◆ Problem details
Check every line below for the word "JSON" and show those that hold it.

◆ Excerpted records
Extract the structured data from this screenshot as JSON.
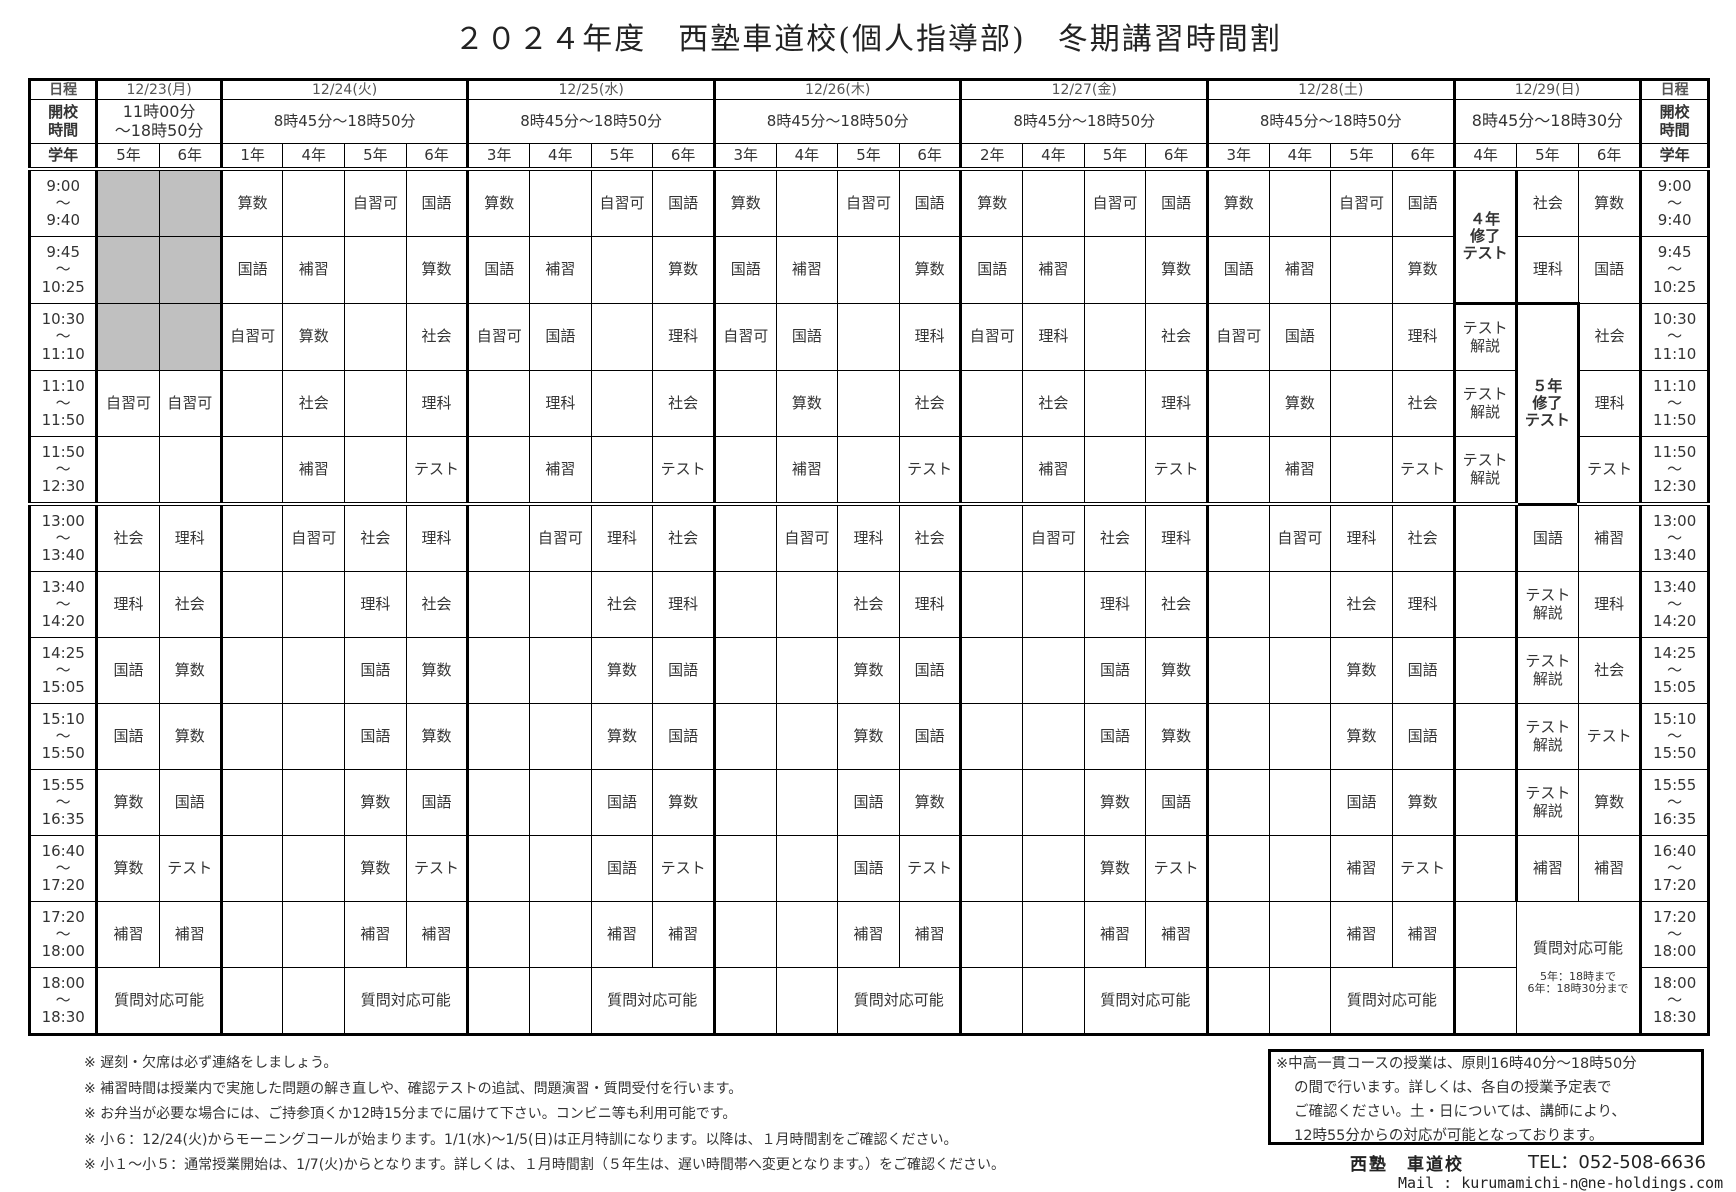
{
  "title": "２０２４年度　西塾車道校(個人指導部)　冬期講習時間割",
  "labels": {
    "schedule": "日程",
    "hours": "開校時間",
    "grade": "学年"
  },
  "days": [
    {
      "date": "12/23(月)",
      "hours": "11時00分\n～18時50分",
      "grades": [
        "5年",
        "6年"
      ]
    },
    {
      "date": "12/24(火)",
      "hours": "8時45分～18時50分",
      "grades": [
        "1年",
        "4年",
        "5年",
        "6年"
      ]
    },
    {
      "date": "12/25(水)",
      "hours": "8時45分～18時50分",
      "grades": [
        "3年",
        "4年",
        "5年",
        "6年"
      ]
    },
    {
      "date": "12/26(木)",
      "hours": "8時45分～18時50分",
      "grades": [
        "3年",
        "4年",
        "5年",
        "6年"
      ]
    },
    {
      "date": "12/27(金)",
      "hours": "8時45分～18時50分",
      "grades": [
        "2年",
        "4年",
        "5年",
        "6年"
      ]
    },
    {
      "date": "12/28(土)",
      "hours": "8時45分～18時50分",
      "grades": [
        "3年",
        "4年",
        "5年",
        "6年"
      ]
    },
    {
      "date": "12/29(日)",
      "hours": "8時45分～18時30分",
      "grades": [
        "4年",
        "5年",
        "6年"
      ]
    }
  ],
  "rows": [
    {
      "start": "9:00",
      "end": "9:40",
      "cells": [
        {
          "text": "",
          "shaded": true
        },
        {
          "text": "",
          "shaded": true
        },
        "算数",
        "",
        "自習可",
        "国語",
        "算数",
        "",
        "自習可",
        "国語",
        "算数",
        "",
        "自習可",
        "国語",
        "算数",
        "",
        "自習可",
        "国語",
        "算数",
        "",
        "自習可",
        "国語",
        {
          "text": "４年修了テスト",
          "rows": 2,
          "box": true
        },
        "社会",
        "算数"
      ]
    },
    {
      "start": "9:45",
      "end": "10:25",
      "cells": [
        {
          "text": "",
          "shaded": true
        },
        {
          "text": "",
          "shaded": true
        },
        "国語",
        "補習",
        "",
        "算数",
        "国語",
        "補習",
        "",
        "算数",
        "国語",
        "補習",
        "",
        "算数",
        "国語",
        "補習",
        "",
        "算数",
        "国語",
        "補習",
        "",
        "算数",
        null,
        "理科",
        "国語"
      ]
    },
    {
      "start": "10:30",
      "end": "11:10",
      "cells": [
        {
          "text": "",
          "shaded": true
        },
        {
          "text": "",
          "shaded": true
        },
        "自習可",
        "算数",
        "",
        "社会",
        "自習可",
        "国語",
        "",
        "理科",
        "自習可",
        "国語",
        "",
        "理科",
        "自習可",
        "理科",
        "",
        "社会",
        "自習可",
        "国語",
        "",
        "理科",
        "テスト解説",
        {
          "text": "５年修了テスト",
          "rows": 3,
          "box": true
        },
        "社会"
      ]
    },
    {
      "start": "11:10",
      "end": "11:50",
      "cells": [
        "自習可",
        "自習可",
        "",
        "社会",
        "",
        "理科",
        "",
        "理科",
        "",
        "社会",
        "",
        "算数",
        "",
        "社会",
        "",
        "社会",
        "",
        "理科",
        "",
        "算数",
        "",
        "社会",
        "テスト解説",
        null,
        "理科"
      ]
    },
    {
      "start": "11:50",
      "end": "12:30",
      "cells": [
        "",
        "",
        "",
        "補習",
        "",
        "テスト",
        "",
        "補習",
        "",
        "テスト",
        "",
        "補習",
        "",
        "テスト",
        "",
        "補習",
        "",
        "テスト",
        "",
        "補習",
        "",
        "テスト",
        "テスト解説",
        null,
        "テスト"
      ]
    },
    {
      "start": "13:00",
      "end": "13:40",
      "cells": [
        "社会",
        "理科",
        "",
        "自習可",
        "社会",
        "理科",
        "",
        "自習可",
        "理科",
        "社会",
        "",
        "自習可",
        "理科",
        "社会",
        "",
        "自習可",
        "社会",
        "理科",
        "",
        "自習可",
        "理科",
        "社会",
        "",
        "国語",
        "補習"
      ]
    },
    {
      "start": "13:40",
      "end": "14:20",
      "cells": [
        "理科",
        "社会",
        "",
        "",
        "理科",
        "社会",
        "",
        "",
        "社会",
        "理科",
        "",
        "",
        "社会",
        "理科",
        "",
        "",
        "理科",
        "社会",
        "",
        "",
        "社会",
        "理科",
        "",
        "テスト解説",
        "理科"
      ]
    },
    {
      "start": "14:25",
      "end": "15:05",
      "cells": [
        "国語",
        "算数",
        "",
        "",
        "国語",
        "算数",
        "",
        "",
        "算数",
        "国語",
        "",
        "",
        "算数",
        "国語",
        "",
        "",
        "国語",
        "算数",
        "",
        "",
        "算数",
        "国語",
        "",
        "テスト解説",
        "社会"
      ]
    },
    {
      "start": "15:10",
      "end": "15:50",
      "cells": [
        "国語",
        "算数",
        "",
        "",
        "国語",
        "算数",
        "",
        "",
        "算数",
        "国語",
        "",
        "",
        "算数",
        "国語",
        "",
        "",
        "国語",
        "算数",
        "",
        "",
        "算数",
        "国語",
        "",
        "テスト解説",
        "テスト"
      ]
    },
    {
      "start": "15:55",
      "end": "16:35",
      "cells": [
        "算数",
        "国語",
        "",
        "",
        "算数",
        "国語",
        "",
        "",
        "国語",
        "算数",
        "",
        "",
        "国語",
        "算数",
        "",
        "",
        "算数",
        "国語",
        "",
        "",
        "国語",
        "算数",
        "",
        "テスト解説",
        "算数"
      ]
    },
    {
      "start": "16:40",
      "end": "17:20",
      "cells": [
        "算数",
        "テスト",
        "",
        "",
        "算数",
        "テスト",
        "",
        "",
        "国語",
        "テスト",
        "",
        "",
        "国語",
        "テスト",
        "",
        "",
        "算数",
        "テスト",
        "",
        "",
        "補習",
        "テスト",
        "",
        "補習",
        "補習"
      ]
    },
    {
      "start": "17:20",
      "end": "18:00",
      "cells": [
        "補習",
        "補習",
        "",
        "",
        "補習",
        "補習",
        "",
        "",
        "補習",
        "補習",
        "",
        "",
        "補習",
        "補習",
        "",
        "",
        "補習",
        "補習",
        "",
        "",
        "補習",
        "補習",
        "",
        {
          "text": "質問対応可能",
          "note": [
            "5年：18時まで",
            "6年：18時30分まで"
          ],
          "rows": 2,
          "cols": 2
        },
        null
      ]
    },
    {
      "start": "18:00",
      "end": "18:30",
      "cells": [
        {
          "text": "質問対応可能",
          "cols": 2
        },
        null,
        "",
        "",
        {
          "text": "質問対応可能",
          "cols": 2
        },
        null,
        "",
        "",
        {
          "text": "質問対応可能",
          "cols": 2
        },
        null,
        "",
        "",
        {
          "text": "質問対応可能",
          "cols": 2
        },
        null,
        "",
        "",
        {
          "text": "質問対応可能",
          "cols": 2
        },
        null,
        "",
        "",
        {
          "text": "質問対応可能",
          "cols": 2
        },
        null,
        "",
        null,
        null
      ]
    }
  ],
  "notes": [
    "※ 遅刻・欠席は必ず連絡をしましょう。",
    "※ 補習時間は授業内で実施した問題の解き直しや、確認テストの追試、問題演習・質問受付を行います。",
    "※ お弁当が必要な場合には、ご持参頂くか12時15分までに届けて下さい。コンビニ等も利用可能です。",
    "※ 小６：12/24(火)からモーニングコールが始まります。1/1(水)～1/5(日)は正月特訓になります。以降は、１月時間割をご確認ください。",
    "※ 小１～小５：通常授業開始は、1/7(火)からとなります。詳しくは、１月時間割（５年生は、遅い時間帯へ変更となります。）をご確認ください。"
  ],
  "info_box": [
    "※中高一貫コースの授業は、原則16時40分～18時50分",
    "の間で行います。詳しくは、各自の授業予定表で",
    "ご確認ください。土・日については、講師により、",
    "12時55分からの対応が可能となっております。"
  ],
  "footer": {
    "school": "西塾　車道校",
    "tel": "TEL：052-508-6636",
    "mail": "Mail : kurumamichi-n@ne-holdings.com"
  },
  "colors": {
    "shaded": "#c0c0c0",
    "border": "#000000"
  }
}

==

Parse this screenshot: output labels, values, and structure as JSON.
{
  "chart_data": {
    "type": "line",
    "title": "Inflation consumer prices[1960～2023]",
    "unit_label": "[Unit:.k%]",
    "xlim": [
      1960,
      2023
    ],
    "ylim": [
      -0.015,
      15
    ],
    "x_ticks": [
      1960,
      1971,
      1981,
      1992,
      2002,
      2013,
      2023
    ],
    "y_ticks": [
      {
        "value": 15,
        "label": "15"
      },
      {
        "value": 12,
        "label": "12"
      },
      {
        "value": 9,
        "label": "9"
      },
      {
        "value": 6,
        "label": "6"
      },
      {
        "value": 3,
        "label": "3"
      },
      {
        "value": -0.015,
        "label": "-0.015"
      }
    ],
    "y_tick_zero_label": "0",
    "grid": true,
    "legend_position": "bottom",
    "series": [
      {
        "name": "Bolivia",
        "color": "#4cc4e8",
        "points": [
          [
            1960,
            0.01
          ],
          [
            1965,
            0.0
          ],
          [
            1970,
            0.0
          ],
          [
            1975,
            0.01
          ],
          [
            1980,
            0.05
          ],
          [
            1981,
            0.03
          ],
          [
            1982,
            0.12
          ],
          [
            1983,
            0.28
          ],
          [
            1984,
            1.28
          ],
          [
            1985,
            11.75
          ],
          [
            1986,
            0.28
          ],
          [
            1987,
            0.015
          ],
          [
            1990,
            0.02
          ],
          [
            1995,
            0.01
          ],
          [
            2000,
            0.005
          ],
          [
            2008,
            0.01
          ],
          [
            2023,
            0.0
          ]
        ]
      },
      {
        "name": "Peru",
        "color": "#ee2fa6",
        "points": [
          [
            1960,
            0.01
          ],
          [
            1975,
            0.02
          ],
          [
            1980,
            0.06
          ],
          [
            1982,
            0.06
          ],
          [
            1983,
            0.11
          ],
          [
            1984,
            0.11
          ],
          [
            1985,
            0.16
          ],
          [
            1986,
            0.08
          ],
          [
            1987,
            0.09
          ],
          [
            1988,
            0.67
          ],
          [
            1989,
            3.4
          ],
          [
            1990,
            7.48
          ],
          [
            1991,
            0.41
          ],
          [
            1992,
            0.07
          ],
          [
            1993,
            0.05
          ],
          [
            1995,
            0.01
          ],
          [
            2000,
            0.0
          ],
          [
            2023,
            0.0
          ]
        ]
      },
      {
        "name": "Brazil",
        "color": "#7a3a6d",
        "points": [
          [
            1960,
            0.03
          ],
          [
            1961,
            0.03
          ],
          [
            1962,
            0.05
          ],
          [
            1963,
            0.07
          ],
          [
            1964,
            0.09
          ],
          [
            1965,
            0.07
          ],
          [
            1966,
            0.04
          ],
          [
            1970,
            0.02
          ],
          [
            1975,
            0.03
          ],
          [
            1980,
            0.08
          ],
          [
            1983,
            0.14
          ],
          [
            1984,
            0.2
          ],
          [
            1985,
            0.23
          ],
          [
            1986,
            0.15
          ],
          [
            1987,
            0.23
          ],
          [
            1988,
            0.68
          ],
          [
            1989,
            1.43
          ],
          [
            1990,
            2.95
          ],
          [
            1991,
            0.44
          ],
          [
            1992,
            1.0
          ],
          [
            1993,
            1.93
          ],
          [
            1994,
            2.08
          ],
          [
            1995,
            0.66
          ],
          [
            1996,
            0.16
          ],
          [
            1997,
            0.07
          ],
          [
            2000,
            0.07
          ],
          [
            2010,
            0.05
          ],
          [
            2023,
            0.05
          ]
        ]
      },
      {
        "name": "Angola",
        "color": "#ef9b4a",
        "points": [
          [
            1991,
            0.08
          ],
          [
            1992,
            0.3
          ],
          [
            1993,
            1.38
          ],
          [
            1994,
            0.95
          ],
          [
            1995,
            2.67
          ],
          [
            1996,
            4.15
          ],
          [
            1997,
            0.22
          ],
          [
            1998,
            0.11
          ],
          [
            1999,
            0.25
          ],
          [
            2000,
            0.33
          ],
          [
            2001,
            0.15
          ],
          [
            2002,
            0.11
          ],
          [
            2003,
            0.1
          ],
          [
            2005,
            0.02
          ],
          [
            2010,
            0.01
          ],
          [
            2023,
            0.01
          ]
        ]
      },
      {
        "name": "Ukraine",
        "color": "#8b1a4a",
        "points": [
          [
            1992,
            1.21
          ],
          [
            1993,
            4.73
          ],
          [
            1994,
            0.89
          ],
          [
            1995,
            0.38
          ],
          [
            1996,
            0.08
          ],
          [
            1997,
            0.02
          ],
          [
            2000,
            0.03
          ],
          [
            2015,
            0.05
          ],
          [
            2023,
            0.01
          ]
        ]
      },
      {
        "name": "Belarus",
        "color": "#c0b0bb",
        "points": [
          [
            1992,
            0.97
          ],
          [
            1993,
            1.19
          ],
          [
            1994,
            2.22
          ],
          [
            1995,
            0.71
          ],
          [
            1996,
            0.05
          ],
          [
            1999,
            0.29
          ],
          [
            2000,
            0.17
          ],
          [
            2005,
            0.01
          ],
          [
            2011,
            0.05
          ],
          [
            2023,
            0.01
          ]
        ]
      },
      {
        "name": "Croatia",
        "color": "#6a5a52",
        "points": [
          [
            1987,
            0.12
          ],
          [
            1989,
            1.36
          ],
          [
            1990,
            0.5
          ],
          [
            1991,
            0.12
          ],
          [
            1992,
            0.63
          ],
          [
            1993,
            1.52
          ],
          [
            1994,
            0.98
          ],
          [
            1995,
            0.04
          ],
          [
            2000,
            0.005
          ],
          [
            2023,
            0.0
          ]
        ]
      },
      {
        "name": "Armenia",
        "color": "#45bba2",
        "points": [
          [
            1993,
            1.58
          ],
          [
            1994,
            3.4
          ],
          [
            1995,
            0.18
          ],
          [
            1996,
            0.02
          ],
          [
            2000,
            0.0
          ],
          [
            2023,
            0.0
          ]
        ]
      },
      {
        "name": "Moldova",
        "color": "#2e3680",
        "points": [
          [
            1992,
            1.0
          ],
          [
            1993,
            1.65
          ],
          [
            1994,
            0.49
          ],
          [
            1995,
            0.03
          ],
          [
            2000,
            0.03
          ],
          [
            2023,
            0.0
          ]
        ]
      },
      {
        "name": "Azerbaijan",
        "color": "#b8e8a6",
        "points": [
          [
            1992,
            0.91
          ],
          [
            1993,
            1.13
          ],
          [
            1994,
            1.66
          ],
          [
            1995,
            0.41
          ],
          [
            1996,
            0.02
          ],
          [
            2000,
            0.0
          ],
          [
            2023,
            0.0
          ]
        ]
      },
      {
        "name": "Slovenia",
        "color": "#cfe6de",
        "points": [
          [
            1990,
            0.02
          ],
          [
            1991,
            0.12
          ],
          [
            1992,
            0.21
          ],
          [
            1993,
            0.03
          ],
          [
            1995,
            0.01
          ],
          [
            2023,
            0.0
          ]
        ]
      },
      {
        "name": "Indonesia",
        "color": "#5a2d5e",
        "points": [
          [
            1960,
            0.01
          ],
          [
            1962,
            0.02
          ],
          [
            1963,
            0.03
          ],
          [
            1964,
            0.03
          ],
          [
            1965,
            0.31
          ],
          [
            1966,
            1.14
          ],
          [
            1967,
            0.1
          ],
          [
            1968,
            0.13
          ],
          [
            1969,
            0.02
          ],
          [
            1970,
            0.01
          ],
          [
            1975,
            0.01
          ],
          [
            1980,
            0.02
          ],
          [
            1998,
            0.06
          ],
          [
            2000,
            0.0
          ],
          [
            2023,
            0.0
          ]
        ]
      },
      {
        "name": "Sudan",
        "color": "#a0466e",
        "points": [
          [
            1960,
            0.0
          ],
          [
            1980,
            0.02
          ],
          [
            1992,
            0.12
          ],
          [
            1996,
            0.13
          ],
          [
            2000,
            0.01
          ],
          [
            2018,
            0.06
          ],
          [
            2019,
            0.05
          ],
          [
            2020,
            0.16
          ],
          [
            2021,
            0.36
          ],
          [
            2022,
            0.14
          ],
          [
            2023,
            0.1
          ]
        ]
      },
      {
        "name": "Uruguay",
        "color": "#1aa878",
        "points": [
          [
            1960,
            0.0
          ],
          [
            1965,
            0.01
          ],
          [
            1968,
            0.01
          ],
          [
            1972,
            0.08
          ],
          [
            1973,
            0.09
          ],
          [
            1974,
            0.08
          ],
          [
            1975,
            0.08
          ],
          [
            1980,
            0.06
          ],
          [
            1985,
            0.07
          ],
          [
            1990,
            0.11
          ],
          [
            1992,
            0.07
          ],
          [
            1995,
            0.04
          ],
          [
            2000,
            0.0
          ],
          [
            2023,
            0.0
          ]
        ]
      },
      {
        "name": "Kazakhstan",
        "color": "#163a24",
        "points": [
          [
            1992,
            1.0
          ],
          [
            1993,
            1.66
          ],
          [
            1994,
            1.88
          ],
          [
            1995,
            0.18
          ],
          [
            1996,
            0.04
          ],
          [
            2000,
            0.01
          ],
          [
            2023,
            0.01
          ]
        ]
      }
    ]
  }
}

◆ Output of the task
Extract the structured data from this screenshot as JSON.
Parse this screenshot: output labels, values, and structure as JSON.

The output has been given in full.